Answer with nothing except the number of lines that contain the word "favicon".

----------------------------------------

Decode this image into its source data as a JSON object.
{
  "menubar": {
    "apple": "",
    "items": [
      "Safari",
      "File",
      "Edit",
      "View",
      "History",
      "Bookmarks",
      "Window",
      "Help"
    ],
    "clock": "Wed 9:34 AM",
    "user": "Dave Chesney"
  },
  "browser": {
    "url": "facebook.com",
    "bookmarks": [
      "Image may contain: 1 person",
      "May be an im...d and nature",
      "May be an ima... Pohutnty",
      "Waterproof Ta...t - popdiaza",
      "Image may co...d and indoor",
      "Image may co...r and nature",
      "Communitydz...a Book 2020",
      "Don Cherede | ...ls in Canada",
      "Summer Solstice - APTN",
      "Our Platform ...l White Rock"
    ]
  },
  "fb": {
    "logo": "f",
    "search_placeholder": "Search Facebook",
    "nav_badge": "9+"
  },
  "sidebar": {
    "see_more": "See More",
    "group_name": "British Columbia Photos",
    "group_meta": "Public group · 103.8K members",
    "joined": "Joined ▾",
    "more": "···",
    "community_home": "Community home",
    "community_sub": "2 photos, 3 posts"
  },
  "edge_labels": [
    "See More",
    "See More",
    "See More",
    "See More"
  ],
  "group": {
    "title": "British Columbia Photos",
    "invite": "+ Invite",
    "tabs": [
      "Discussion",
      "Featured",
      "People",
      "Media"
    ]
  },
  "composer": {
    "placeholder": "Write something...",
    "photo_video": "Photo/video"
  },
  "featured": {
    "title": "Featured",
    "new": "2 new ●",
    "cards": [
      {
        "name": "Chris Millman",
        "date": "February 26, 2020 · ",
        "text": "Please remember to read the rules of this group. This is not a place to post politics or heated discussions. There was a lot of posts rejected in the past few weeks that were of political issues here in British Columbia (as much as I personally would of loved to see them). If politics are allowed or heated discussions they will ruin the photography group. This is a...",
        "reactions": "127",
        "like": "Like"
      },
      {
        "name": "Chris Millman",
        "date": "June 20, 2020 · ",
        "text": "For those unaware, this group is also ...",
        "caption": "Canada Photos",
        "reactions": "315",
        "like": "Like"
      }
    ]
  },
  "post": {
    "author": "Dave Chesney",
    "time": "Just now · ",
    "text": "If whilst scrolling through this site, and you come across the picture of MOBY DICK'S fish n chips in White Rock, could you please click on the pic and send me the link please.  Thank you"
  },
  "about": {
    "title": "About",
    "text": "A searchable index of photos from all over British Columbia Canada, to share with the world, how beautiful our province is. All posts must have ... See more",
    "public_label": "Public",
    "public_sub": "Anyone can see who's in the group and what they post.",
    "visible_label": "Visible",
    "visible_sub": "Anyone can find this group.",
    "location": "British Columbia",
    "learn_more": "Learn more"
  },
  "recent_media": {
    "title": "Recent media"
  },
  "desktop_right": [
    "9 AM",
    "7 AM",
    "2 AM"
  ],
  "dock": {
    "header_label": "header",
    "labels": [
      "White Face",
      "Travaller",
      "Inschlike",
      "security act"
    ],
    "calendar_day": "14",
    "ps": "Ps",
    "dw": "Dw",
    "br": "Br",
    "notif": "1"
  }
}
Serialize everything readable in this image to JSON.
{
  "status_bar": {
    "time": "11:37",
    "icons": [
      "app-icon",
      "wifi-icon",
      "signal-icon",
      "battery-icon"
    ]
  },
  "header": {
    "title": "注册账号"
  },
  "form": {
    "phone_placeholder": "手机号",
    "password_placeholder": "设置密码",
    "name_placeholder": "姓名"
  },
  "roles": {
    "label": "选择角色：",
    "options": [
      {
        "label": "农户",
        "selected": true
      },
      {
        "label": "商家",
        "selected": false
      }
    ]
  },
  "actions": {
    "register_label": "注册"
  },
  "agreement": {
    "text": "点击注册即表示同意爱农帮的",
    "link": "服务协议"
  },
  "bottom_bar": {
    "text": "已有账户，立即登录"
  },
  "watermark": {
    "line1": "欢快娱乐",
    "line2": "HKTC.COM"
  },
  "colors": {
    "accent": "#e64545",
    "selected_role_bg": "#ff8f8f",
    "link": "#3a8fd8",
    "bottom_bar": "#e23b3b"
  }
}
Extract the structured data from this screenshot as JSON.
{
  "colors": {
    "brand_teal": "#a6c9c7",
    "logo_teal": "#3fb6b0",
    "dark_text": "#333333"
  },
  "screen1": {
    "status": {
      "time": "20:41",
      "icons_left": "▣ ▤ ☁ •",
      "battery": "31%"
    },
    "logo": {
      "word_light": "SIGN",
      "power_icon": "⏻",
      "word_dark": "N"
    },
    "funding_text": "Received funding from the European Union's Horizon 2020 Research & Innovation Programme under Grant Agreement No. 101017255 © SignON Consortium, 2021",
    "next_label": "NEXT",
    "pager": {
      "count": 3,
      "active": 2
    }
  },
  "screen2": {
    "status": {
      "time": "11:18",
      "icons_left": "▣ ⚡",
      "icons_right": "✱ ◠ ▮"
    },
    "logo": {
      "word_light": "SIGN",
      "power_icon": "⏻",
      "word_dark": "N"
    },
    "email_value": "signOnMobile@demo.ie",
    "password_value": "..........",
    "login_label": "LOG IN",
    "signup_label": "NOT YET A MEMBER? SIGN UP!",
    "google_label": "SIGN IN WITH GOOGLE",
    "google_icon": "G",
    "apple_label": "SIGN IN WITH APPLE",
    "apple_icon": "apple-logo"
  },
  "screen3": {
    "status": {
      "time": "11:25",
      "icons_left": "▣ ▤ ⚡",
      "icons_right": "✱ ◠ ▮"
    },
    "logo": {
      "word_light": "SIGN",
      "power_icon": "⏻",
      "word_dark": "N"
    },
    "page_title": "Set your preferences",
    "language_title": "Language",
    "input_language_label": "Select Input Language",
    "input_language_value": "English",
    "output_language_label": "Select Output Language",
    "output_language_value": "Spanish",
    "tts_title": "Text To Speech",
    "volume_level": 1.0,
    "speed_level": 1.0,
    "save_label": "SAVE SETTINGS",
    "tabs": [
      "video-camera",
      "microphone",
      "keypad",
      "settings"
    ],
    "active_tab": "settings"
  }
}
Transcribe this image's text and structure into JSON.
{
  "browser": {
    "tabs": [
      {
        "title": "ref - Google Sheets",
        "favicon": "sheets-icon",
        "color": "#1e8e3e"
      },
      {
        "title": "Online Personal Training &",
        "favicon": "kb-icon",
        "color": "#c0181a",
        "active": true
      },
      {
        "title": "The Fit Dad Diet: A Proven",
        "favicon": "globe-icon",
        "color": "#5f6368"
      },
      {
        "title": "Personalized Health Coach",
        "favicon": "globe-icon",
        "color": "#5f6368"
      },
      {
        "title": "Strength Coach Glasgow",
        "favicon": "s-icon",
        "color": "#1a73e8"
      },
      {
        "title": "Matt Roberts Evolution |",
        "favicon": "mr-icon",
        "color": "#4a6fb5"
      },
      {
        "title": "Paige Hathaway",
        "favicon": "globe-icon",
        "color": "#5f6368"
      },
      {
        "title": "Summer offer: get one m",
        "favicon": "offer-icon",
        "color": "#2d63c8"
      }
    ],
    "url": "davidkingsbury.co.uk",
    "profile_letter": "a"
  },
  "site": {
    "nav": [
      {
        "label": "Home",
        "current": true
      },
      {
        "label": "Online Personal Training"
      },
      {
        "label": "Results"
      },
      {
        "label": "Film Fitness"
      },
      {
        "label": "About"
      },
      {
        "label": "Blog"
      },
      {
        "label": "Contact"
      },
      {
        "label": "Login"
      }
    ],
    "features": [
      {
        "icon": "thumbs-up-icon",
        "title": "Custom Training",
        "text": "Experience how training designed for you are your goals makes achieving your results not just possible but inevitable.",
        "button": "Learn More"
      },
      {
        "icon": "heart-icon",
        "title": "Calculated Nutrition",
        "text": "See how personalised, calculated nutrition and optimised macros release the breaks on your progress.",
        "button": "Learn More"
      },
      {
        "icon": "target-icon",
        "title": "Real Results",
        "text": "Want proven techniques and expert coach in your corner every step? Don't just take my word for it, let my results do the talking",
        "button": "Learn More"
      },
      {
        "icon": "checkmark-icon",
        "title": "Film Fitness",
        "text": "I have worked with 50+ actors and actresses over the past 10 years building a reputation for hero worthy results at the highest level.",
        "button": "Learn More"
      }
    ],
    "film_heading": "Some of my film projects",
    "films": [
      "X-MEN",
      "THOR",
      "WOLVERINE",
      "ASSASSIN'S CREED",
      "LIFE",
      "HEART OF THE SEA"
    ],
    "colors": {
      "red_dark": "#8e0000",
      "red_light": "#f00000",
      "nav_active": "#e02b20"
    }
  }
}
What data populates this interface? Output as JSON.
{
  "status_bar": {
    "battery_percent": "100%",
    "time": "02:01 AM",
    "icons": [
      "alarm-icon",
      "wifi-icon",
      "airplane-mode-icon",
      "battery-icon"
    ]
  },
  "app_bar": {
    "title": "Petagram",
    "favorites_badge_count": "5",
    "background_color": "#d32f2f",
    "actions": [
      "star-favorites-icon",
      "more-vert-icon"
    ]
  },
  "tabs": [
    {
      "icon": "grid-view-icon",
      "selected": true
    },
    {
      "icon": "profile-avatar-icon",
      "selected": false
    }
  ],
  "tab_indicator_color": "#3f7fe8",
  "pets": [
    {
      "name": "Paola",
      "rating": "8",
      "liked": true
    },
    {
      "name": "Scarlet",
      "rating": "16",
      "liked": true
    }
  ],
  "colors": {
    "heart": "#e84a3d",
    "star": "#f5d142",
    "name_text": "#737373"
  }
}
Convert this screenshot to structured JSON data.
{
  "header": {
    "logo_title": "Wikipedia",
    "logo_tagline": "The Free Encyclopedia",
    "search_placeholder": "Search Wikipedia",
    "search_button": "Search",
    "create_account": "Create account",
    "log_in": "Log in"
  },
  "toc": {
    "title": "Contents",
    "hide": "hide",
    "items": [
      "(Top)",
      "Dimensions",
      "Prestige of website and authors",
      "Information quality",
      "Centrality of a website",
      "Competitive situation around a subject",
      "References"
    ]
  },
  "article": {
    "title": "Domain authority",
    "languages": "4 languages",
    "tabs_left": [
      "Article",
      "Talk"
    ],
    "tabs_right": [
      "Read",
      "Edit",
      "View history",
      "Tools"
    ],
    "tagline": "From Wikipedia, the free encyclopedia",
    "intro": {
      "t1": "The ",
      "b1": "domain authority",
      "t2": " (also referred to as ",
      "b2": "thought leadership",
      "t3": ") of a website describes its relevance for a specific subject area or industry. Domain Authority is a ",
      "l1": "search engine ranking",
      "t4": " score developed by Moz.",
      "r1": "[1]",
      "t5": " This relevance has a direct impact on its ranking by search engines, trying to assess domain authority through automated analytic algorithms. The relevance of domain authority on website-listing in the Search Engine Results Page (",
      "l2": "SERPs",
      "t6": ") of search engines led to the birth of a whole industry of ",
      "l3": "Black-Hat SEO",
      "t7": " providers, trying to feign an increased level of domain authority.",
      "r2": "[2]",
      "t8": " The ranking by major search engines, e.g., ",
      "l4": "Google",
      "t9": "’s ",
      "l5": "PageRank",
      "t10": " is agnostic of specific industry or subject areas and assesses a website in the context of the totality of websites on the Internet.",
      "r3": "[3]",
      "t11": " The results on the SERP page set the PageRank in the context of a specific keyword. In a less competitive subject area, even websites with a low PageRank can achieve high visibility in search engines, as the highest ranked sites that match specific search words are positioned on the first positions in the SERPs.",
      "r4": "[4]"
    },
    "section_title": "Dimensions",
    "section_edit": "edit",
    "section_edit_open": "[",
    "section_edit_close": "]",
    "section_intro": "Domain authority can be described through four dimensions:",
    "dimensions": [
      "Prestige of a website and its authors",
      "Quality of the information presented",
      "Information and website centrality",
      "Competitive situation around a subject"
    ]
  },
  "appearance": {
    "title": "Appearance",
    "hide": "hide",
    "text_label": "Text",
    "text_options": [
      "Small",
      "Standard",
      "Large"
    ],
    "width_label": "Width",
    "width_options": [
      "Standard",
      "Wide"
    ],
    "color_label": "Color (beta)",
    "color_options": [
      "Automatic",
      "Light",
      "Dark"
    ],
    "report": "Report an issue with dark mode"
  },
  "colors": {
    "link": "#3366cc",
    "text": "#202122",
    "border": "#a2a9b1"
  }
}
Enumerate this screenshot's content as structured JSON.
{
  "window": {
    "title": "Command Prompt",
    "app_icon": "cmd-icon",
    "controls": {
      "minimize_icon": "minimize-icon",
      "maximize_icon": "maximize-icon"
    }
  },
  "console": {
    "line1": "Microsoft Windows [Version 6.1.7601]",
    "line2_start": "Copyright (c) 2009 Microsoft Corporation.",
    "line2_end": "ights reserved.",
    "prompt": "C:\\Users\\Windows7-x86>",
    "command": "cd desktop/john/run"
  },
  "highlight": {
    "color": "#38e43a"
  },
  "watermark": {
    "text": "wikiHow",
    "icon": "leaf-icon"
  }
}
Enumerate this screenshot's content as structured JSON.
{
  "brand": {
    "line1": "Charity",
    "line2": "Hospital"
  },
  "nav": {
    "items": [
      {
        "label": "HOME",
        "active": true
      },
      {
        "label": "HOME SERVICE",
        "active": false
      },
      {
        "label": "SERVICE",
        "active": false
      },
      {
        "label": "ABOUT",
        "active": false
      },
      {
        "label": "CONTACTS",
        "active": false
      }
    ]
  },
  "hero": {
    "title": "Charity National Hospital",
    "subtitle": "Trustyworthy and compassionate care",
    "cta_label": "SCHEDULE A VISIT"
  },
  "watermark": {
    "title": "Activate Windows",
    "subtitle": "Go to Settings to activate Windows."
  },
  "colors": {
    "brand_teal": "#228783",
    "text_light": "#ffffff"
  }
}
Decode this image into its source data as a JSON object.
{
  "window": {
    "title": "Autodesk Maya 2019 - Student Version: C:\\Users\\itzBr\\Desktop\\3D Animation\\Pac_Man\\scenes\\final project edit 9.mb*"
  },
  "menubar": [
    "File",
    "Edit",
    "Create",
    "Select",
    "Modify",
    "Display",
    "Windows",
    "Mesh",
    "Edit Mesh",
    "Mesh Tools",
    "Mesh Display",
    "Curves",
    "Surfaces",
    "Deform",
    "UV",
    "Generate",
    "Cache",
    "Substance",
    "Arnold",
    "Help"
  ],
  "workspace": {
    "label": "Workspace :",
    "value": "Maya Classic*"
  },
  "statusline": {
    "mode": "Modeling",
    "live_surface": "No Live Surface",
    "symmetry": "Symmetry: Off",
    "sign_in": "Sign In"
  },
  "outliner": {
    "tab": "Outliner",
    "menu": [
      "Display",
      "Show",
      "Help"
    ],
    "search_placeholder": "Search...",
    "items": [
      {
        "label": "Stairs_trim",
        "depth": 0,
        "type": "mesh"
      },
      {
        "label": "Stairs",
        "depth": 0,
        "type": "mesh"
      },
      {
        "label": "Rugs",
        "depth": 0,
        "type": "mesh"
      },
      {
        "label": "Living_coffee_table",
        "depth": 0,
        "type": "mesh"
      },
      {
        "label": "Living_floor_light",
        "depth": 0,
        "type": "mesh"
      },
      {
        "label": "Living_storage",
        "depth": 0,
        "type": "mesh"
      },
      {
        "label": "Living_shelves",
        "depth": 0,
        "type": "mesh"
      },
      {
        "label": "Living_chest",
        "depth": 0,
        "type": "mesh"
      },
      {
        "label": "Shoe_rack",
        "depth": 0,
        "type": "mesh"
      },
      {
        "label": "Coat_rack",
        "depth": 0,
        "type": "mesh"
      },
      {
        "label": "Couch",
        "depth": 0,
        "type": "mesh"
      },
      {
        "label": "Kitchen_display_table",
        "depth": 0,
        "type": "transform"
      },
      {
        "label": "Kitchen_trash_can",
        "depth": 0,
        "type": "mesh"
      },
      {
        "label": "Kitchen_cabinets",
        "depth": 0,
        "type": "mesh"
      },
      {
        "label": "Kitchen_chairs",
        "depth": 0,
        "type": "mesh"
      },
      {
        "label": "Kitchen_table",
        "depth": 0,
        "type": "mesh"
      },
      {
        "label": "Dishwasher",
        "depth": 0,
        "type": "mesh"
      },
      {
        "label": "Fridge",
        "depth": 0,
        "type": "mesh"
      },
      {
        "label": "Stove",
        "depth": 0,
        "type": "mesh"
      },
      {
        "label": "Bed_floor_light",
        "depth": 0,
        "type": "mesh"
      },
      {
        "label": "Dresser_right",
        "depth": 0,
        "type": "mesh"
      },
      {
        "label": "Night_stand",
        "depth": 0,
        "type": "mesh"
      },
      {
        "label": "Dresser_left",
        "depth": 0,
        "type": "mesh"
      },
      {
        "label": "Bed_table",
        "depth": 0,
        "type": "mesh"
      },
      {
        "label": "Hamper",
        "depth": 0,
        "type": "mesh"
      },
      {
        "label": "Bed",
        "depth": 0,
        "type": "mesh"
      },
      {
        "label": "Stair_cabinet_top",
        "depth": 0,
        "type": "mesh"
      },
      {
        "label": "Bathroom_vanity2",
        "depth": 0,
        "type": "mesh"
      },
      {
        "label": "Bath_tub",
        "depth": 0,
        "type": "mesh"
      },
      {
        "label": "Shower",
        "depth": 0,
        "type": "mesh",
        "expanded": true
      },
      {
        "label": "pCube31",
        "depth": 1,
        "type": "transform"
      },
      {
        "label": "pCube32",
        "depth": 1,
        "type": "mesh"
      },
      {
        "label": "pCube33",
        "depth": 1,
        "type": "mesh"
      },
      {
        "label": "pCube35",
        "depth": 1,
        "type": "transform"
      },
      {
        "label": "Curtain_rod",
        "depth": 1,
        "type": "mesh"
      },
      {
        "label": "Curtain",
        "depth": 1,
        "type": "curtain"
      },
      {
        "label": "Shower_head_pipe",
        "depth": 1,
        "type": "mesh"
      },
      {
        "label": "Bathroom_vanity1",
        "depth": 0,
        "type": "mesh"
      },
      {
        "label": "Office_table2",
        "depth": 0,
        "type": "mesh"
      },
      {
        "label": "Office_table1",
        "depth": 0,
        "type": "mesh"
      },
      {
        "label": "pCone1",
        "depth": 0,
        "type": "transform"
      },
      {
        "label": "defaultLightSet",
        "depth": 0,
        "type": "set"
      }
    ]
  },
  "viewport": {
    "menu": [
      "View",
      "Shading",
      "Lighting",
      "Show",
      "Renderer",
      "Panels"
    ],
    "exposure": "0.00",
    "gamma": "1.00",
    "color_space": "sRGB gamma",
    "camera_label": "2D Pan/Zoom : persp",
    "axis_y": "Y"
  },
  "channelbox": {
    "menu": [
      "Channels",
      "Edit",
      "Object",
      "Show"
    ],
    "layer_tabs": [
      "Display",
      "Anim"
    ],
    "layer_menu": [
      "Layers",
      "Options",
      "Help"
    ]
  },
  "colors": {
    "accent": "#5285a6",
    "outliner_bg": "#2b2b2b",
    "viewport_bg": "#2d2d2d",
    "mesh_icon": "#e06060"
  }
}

----------------------------------------

**Result of this task:** 8